Exercise material

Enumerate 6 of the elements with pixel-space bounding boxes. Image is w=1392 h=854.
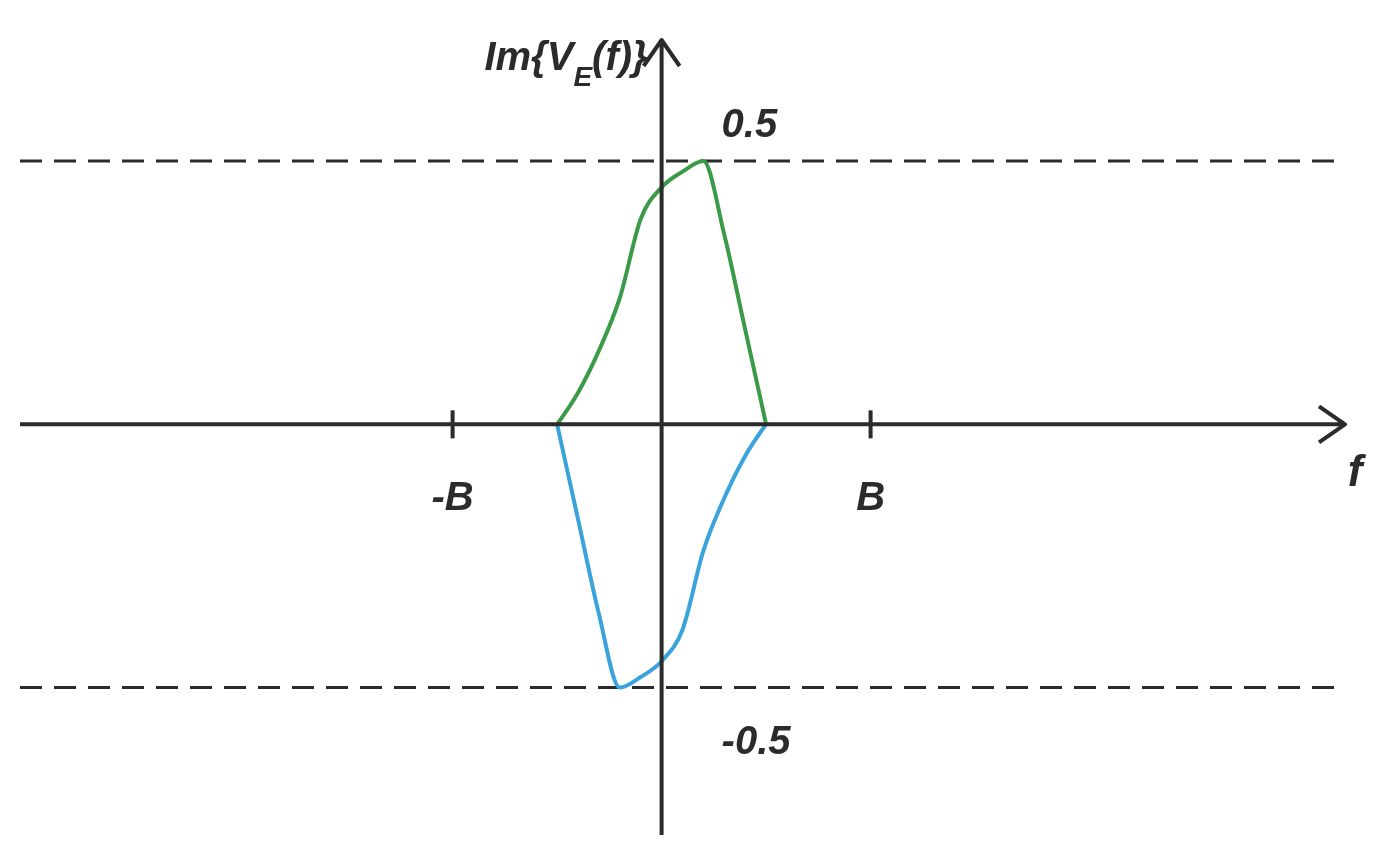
==
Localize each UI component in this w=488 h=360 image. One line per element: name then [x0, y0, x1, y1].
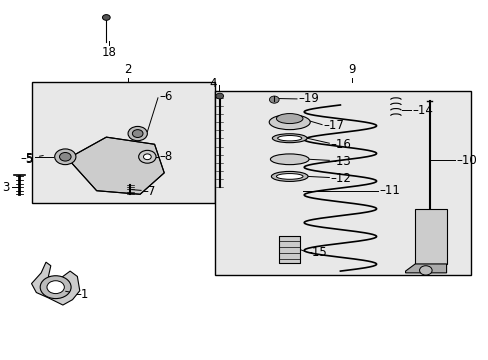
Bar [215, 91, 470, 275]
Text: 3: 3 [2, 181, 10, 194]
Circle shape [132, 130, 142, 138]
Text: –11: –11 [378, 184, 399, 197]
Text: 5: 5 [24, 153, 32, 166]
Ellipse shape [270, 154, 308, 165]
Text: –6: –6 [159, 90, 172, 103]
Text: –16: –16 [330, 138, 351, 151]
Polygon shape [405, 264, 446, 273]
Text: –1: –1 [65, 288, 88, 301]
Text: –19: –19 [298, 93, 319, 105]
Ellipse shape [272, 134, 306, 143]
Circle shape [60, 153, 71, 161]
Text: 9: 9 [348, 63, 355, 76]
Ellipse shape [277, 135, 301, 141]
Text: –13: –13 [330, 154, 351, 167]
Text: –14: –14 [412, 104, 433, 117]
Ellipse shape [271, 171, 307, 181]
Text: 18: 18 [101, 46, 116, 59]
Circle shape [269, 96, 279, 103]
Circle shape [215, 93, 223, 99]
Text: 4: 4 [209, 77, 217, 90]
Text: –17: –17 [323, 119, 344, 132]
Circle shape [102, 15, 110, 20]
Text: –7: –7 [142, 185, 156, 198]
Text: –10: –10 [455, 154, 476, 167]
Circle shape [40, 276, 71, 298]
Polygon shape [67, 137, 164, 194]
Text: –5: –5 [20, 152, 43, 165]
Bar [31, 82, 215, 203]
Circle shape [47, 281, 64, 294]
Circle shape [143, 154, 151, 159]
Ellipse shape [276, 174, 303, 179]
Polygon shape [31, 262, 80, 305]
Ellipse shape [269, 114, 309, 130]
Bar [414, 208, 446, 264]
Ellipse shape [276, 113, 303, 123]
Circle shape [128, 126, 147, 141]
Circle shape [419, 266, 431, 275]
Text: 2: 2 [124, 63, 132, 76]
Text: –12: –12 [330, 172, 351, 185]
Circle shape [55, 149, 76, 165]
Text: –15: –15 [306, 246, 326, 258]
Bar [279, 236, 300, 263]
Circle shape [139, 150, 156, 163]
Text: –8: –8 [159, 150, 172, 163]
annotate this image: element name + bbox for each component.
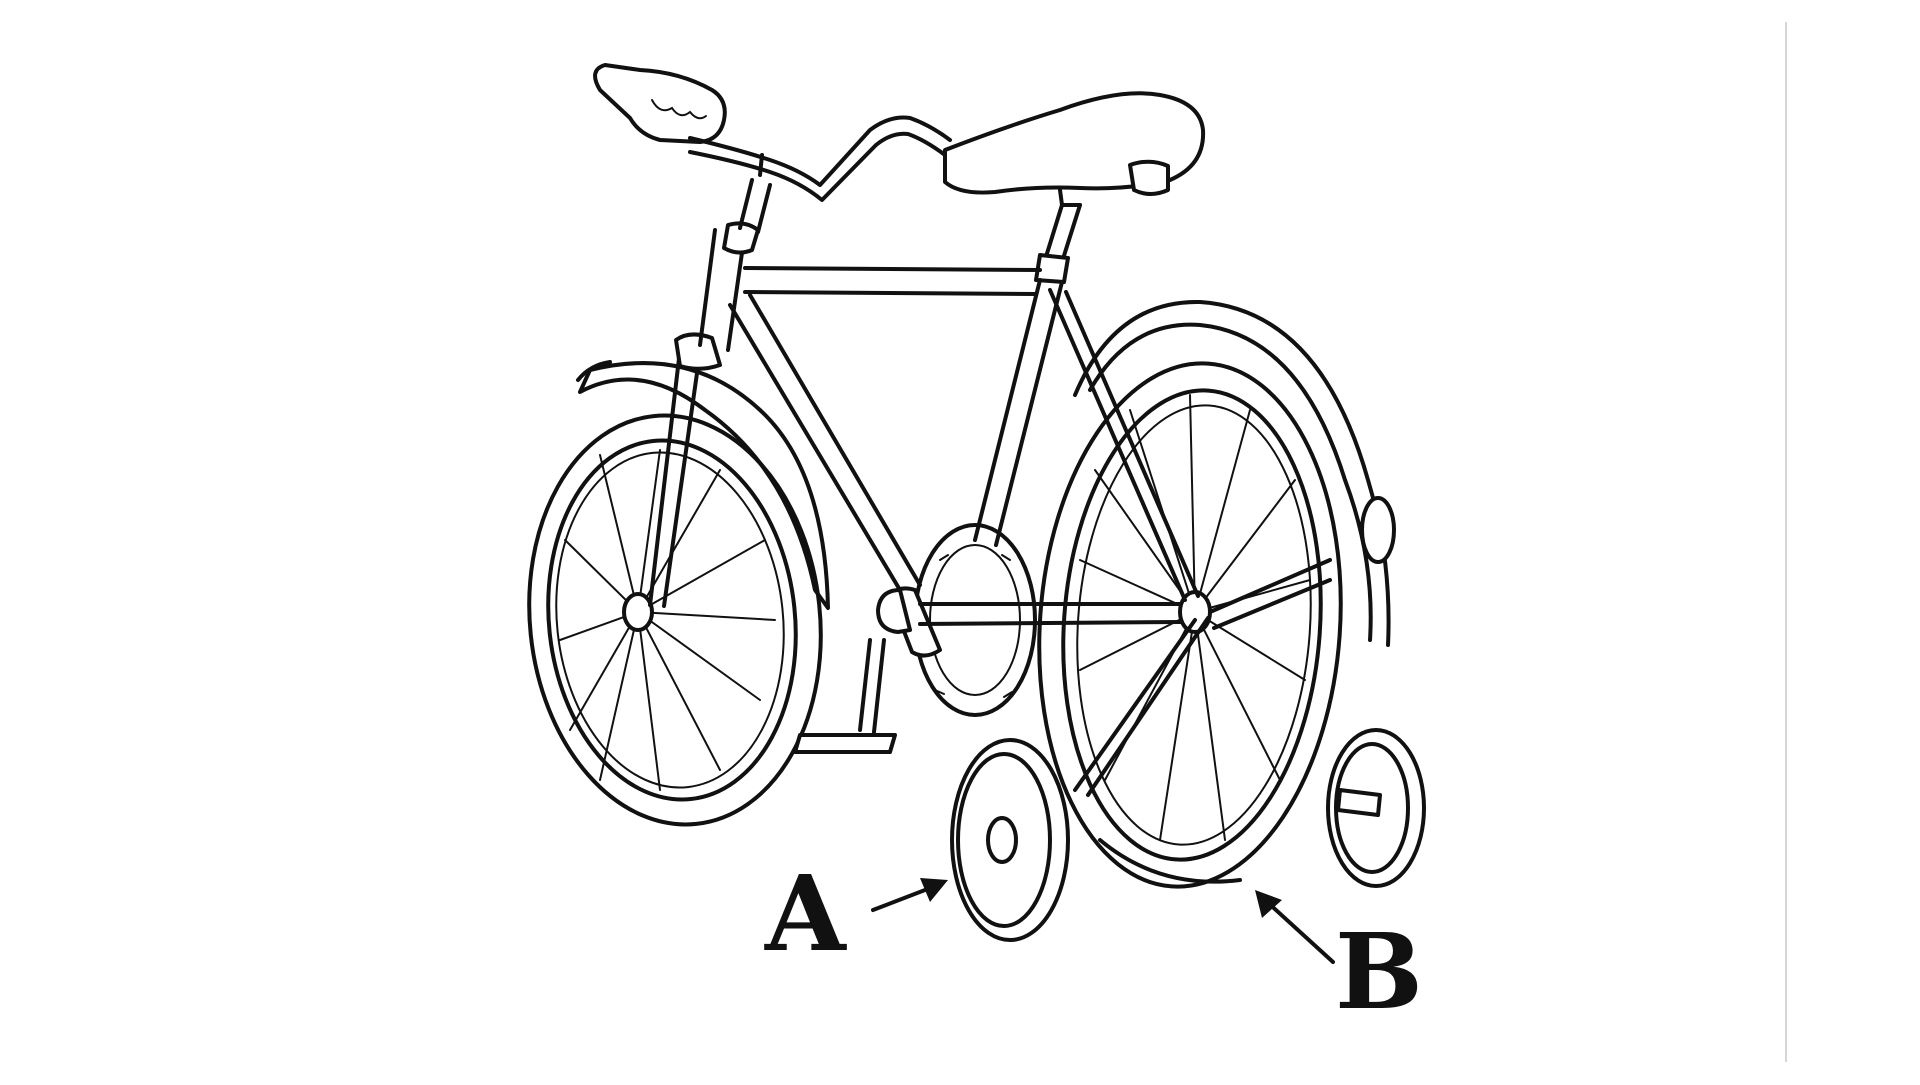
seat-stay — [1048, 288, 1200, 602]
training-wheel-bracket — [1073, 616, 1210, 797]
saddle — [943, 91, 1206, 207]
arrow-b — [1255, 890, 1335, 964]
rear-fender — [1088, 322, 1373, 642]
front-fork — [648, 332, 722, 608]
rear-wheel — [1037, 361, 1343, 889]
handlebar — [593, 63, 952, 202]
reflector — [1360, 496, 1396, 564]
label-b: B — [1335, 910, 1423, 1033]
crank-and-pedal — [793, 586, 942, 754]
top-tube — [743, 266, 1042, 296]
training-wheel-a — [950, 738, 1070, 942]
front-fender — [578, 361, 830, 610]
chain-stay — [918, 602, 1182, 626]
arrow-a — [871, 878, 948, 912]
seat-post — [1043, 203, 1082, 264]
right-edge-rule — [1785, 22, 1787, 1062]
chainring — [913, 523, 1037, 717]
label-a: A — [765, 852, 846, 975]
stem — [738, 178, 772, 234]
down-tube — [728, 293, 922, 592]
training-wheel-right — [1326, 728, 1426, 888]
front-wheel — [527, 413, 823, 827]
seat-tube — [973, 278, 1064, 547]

Aim
Reproduce verbatim the part of the material that opens with the line containing "annotate this image: element" and closes with the line containing "seat-tube — [973, 278, 1064, 547]", leaving out the pictures.

Result for this exercise
annotate this image: element name + bbox for each component.
seat-stay — [1048, 288, 1200, 602]
training-wheel-bracket — [1073, 616, 1210, 797]
saddle — [943, 91, 1206, 207]
arrow-b — [1255, 890, 1335, 964]
rear-fender — [1088, 322, 1373, 642]
front-fork — [648, 332, 722, 608]
rear-wheel — [1037, 361, 1343, 889]
handlebar — [593, 63, 952, 202]
reflector — [1360, 496, 1396, 564]
label-b: B — [1335, 910, 1423, 1033]
crank-and-pedal — [793, 586, 942, 754]
top-tube — [743, 266, 1042, 296]
training-wheel-a — [950, 738, 1070, 942]
front-fender — [578, 361, 830, 610]
chain-stay — [918, 602, 1182, 626]
arrow-a — [871, 878, 948, 912]
seat-post — [1043, 203, 1082, 264]
right-edge-rule — [1785, 22, 1787, 1062]
chainring — [913, 523, 1037, 717]
label-a: A — [765, 852, 846, 975]
stem — [738, 178, 772, 234]
down-tube — [728, 293, 922, 592]
training-wheel-right — [1326, 728, 1426, 888]
front-wheel — [527, 413, 823, 827]
seat-tube — [973, 278, 1064, 547]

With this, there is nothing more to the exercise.